→ **Problem**:
From the records below, copy every line that contains the word "this".

→ **Provided records**:
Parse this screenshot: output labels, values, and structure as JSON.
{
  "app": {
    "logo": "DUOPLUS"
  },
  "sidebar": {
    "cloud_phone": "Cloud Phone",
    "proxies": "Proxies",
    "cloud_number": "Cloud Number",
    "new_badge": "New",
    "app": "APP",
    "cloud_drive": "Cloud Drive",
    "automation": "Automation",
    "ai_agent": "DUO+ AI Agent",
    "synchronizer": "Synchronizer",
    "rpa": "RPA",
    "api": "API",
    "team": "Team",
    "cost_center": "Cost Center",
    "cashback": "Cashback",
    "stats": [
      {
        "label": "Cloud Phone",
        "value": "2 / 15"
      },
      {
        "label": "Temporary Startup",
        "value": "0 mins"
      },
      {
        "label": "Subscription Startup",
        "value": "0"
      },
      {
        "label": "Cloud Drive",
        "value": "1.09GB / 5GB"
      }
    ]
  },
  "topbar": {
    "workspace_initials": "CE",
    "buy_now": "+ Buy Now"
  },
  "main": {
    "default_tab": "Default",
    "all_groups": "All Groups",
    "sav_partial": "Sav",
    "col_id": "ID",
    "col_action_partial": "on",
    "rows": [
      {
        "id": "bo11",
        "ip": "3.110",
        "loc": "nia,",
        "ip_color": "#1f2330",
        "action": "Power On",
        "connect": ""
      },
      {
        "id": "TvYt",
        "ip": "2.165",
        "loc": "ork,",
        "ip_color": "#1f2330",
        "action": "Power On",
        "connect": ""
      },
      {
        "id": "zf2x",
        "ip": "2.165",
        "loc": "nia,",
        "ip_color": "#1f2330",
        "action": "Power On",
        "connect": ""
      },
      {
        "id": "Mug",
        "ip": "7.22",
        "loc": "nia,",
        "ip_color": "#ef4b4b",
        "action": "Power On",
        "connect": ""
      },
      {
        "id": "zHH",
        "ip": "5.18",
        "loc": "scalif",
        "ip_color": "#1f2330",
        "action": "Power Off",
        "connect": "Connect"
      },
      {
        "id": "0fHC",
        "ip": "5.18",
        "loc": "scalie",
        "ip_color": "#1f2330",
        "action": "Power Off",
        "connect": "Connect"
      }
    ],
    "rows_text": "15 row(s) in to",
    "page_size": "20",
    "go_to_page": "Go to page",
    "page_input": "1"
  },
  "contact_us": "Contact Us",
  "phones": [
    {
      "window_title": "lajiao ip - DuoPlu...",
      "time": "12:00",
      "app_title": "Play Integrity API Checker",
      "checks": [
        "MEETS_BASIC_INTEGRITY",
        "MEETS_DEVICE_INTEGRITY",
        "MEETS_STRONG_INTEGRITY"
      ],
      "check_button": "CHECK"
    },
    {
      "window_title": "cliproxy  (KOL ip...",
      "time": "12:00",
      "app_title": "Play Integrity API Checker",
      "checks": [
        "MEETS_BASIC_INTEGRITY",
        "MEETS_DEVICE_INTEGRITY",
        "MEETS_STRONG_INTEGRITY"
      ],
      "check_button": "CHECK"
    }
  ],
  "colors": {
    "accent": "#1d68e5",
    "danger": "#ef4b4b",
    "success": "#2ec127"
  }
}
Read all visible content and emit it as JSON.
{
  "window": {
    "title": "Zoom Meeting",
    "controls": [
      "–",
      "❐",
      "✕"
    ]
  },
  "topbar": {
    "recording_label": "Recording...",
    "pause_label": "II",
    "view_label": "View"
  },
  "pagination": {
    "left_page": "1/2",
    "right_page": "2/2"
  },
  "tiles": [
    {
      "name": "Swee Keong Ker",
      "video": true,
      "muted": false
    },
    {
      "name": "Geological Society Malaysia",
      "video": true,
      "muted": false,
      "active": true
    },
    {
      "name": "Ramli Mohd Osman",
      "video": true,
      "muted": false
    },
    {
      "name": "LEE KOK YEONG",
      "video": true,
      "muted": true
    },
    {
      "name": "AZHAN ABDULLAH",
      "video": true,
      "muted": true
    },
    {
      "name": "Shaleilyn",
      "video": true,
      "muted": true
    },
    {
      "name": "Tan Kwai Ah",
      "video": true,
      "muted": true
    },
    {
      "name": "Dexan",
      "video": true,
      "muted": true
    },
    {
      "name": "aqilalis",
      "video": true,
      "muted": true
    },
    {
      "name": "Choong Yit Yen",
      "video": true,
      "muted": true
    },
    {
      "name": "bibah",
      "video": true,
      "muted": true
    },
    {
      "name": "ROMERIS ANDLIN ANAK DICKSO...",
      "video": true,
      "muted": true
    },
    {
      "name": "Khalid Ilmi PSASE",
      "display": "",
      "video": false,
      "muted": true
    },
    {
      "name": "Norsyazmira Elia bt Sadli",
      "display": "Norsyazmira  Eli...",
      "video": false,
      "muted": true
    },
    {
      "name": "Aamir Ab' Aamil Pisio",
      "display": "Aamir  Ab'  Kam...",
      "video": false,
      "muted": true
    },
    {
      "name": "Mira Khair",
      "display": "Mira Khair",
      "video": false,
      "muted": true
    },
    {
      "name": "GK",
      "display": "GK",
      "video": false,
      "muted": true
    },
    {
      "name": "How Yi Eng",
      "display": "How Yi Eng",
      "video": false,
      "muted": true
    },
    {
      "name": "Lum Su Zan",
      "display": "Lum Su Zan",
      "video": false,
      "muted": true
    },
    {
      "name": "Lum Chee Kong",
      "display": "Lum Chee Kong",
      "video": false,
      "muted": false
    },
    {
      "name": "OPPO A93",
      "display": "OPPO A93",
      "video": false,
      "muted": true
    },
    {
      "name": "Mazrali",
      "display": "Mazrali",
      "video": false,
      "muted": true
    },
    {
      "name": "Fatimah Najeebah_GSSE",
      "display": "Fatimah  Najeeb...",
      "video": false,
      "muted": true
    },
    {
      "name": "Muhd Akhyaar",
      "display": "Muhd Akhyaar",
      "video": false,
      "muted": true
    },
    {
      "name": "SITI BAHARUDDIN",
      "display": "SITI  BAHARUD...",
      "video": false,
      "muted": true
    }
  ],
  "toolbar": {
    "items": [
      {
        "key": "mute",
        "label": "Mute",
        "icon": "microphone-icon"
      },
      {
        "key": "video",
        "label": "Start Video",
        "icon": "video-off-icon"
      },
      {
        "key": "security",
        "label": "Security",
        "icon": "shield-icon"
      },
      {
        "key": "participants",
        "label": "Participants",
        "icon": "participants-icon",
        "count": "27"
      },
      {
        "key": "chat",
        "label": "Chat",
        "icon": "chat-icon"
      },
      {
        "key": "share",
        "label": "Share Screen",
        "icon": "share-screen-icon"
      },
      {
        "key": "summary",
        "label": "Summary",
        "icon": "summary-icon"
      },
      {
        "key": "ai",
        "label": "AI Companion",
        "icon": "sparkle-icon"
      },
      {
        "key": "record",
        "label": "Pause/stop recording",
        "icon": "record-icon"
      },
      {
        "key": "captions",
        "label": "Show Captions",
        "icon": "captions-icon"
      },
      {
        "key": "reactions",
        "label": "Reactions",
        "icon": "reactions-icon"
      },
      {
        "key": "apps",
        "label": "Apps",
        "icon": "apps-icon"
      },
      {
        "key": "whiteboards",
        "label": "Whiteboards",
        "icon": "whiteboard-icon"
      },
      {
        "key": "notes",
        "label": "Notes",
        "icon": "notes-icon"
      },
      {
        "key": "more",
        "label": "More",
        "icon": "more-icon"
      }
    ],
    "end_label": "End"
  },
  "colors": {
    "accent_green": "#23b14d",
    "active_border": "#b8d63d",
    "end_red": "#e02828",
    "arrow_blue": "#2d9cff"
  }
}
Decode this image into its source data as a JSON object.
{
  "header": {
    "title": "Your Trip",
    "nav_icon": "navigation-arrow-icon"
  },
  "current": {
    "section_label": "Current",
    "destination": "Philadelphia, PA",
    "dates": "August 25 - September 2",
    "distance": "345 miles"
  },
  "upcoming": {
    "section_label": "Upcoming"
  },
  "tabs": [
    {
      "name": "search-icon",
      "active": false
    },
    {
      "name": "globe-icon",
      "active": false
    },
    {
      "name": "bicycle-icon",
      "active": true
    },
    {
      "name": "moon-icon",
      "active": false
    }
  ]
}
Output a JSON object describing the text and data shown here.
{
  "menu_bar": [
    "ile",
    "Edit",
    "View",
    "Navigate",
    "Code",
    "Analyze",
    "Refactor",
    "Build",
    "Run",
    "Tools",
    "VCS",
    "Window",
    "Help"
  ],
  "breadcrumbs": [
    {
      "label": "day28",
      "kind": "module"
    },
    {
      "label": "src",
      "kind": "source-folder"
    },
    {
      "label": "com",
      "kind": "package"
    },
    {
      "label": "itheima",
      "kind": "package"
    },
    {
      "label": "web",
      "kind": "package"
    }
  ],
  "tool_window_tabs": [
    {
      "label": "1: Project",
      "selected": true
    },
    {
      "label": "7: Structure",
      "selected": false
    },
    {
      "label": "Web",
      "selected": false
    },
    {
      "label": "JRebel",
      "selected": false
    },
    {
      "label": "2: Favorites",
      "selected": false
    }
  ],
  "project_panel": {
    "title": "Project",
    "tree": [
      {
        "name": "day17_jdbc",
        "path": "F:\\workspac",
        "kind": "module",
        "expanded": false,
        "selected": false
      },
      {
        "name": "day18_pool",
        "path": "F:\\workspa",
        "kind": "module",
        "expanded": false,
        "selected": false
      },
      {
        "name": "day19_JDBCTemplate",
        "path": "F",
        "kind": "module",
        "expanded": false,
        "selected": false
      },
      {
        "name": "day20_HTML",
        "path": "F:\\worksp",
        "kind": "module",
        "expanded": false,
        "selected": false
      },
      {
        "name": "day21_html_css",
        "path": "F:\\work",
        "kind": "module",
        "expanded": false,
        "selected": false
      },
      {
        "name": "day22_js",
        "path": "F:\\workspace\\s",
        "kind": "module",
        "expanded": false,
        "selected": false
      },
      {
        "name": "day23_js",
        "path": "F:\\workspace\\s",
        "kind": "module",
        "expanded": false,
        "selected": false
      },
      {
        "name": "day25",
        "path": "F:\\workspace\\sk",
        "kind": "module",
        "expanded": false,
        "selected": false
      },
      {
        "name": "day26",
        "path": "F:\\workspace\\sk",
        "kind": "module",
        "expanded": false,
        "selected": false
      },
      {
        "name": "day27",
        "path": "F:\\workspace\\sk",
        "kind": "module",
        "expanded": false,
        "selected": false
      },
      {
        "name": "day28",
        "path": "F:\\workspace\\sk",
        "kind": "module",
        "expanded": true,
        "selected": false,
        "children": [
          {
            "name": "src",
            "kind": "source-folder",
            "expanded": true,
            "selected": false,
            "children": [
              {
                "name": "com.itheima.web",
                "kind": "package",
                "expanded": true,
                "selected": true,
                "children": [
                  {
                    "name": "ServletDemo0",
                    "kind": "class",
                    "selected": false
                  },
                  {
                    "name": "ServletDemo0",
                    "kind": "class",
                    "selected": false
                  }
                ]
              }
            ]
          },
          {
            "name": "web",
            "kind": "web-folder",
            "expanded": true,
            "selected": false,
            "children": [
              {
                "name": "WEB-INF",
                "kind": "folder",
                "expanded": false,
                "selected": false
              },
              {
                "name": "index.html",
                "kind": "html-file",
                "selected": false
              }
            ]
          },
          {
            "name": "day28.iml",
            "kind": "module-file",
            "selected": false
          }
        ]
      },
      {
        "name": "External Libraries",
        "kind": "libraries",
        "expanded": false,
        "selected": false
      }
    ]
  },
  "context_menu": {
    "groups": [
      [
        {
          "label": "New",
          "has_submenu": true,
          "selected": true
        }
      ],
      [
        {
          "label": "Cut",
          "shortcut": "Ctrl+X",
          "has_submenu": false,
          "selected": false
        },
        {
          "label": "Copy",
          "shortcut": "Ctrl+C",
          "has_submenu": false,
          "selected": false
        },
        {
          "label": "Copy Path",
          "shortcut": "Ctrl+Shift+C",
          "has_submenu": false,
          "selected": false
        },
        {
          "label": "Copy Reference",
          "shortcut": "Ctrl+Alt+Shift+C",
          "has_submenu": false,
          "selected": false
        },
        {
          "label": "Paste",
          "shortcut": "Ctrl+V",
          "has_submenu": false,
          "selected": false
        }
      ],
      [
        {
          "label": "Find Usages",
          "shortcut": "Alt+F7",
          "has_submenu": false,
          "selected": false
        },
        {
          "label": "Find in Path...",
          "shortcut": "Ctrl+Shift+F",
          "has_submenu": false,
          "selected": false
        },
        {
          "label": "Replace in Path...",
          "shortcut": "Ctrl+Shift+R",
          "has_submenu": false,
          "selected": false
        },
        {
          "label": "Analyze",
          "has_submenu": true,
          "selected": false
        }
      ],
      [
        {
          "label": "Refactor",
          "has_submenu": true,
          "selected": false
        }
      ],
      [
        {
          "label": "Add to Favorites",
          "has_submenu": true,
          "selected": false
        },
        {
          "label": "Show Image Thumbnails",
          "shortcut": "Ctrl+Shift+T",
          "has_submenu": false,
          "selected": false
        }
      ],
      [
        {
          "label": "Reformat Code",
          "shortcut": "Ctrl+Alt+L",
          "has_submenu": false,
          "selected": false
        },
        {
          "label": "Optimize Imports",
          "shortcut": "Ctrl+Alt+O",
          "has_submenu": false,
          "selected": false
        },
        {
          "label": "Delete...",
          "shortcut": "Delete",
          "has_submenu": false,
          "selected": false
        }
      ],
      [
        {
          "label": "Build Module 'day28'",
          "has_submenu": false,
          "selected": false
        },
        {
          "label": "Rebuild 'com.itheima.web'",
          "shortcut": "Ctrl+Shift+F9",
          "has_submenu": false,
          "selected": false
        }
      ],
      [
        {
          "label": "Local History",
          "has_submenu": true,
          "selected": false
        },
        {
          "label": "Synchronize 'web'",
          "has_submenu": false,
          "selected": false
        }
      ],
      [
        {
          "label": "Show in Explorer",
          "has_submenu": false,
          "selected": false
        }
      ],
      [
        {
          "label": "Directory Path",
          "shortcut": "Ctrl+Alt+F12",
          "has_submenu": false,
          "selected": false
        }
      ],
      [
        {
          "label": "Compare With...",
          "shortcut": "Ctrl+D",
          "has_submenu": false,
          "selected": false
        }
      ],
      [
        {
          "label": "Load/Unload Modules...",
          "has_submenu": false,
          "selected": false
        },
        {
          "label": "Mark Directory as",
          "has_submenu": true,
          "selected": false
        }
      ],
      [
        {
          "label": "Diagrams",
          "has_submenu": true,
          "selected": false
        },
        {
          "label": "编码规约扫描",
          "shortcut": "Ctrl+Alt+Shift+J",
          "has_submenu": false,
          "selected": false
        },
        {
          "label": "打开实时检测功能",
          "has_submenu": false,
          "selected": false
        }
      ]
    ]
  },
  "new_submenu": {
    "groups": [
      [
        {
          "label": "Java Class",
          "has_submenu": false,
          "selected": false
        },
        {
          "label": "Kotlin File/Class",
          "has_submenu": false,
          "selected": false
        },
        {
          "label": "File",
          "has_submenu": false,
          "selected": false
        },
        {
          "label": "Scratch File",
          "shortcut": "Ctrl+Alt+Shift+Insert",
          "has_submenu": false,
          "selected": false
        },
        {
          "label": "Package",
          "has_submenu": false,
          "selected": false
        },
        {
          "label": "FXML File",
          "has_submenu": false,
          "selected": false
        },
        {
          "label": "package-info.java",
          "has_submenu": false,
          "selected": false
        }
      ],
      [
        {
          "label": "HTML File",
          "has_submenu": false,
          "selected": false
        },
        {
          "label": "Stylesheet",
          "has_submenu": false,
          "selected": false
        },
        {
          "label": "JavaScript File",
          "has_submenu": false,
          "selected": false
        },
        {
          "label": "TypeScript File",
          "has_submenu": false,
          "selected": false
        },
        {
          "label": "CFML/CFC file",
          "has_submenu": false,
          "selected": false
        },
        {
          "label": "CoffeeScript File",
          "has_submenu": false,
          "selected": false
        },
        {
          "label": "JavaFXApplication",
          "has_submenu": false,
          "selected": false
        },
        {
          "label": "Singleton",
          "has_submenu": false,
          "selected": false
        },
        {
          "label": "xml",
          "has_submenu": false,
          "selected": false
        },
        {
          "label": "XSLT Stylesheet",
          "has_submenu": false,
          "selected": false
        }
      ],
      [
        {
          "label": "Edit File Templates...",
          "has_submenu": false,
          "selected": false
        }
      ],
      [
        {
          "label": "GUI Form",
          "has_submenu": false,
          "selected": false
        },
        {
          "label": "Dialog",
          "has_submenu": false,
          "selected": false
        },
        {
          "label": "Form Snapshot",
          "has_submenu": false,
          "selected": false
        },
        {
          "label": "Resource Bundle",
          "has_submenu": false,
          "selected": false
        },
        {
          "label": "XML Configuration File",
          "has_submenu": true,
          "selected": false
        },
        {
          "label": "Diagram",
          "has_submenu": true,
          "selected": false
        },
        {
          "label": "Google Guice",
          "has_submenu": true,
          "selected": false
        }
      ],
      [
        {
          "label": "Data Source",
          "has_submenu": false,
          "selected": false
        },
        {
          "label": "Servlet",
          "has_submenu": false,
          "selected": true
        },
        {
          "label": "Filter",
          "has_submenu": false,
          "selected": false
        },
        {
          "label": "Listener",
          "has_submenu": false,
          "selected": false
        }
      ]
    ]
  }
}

→ **The answer**:
Parse this screenshot: output labels, values, and structure as JSON.
Decode this image into its source data as a JSON object.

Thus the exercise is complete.